- What you should do: The data below should be restated word for word, with every picture omitted.

begin Information provided

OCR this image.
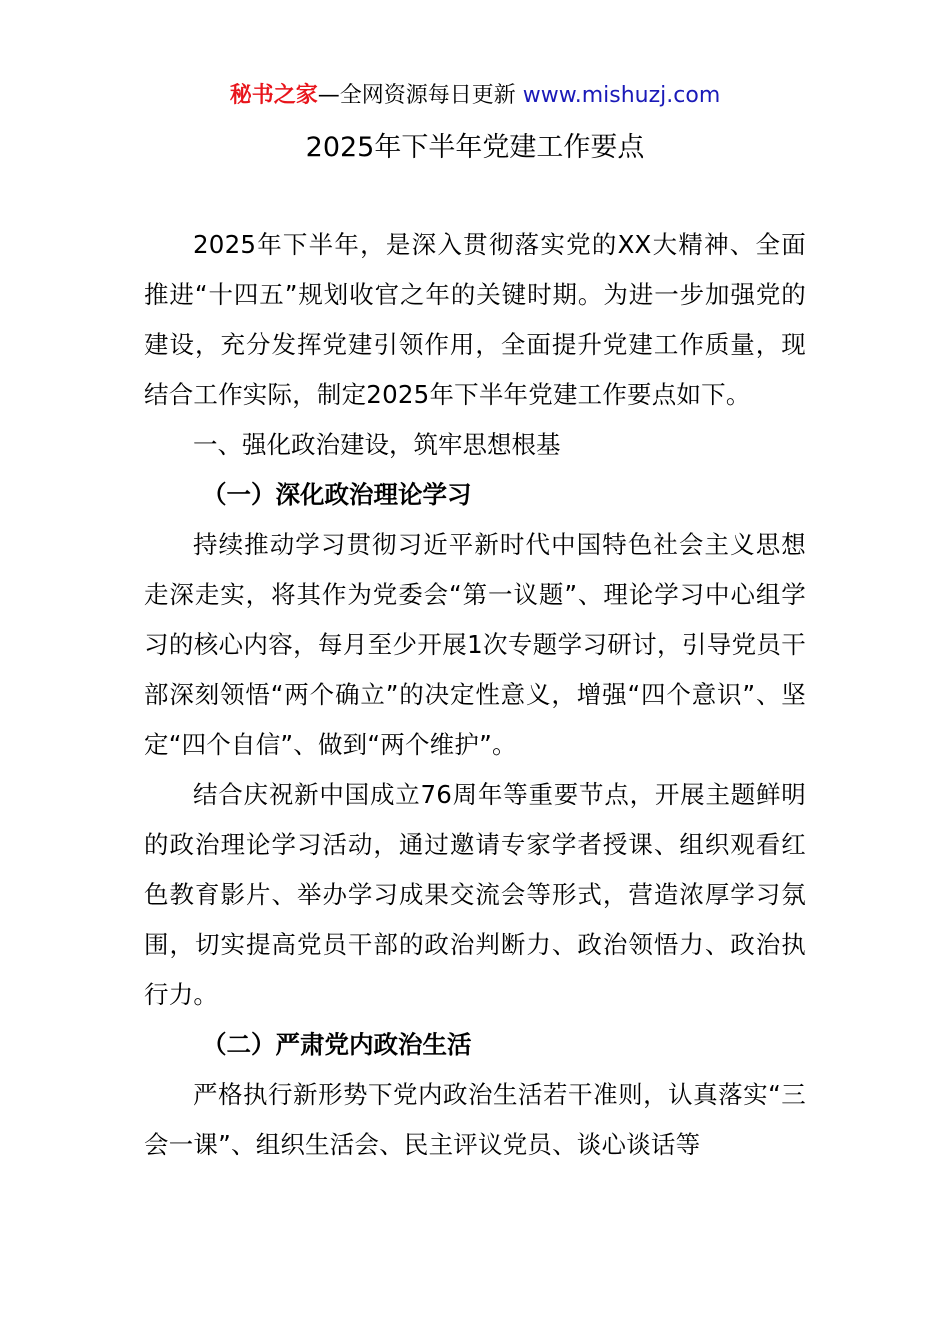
秘书之家—全网资源每日更新 www.mishuzj.com
2025年下半年党建工作要点

2025年下半年，是深入贯彻落实党的XX大精神、全面推进“十四五”规划收官之年的关键时期。为进一步加强党的建设，充分发挥党建引领作用，全面提升党建工作质量，现结合工作实际，制定2025年下半年党建工作要点如下。

一、强化政治建设，筑牢思想根基

（一）深化政治理论学习

持续推动学习贯彻习近平新时代中国特色社会主义思想走深走实，将其作为党委会“第一议题”、理论学习中心组学习的核心内容，每月至少开展1次专题学习研讨，引导党员干部深刻领悟“两个确立”的决定性意义，增强“四个意识”、坚定“四个自信”、做到“两个维护”。

结合庆祝新中国成立76周年等重要节点，开展主题鲜明的政治理论学习活动，通过邀请专家学者授课、组织观看红色教育影片、举办学习成果交流会等形式，营造浓厚学习氛围，切实提高党员干部的政治判断力、政治领悟力、政治执行力。

（二）严肃党内政治生活

严格执行新形势下党内政治生活若干准则，认真落实“三会一课”、组织生活会、民主评议党员、谈心谈话等
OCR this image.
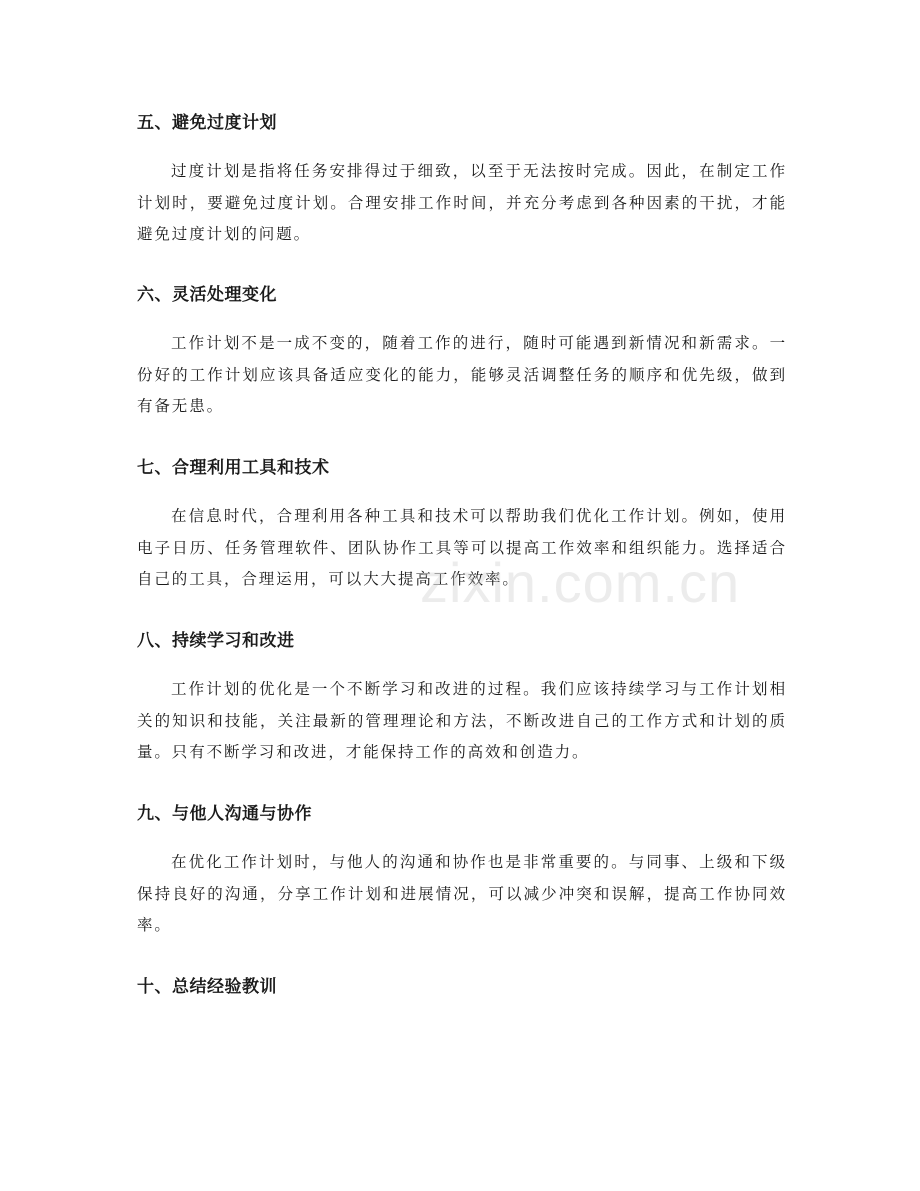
五、避免过度计划

过度计划是指将任务安排得过于细致，以至于无法按时完成。因此，在制定工作计划时，要避免过度计划。合理安排工作时间，并充分考虑到各种因素的干扰，才能避免过度计划的问题。

六、灵活处理变化

工作计划不是一成不变的，随着工作的进行，随时可能遇到新情况和新需求。一份好的工作计划应该具备适应变化的能力，能够灵活调整任务的顺序和优先级，做到有备无患。

七、合理利用工具和技术

在信息时代，合理利用各种工具和技术可以帮助我们优化工作计划。例如，使用电子日历、任务管理软件、团队协作工具等可以提高工作效率和组织能力。选择适合自己的工具，合理运用，可以大大提高工作效率。

八、持续学习和改进

工作计划的优化是一个不断学习和改进的过程。我们应该持续学习与工作计划相关的知识和技能，关注最新的管理理论和方法，不断改进自己的工作方式和计划的质量。只有不断学习和改进，才能保持工作的高效和创造力。

九、与他人沟通与协作

在优化工作计划时，与他人的沟通和协作也是非常重要的。与同事、上级和下级保持良好的沟通，分享工作计划和进展情况，可以减少冲突和误解，提高工作协同效率。

十、总结经验教训
zixin.com.cn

end Information provided

- Exercise result:
OCR this image.
秘书之家—全网资源每日更新 www.mishuzj.com
2025年下半年党建工作要点

2025年下半年，是深入贯彻落实党的XX大精神、全面推进“十四五”规划收官之年的关键时期。为进一步加强党的建设，充分发挥党建引领作用，全面提升党建工作质量，现结合工作实际，制定2025年下半年党建工作要点如下。

一、强化政治建设，筑牢思想根基

（一）深化政治理论学习

持续推动学习贯彻习近平新时代中国特色社会主义思想走深走实，将其作为党委会“第一议题”、理论学习中心组学习的核心内容，每月至少开展1次专题学习研讨，引导党员干部深刻领悟“两个确立”的决定性意义，增强“四个意识”、坚定“四个自信”、做到“两个维护”。

结合庆祝新中国成立76周年等重要节点，开展主题鲜明的政治理论学习活动，通过邀请专家学者授课、组织观看红色教育影片、举办学习成果交流会等形式，营造浓厚学习氛围，切实提高党员干部的政治判断力、政治领悟力、政治执行力。

（二）严肃党内政治生活

严格执行新形势下党内政治生活若干准则，认真落实“三会一课”、组织生活会、民主评议党员、谈心谈话等
OCR this image.
五、避免过度计划

过度计划是指将任务安排得过于细致，以至于无法按时完成。因此，在制定工作计划时，要避免过度计划。合理安排工作时间，并充分考虑到各种因素的干扰，才能避免过度计划的问题。

六、灵活处理变化

工作计划不是一成不变的，随着工作的进行，随时可能遇到新情况和新需求。一份好的工作计划应该具备适应变化的能力，能够灵活调整任务的顺序和优先级，做到有备无患。

七、合理利用工具和技术

在信息时代，合理利用各种工具和技术可以帮助我们优化工作计划。例如，使用电子日历、任务管理软件、团队协作工具等可以提高工作效率和组织能力。选择适合自己的工具，合理运用，可以大大提高工作效率。

八、持续学习和改进

工作计划的优化是一个不断学习和改进的过程。我们应该持续学习与工作计划相关的知识和技能，关注最新的管理理论和方法，不断改进自己的工作方式和计划的质量。只有不断学习和改进，才能保持工作的高效和创造力。

九、与他人沟通与协作

在优化工作计划时，与他人的沟通和协作也是非常重要的。与同事、上级和下级保持良好的沟通，分享工作计划和进展情况，可以减少冲突和误解，提高工作协同效率。

十、总结经验教训
zixin.com.cn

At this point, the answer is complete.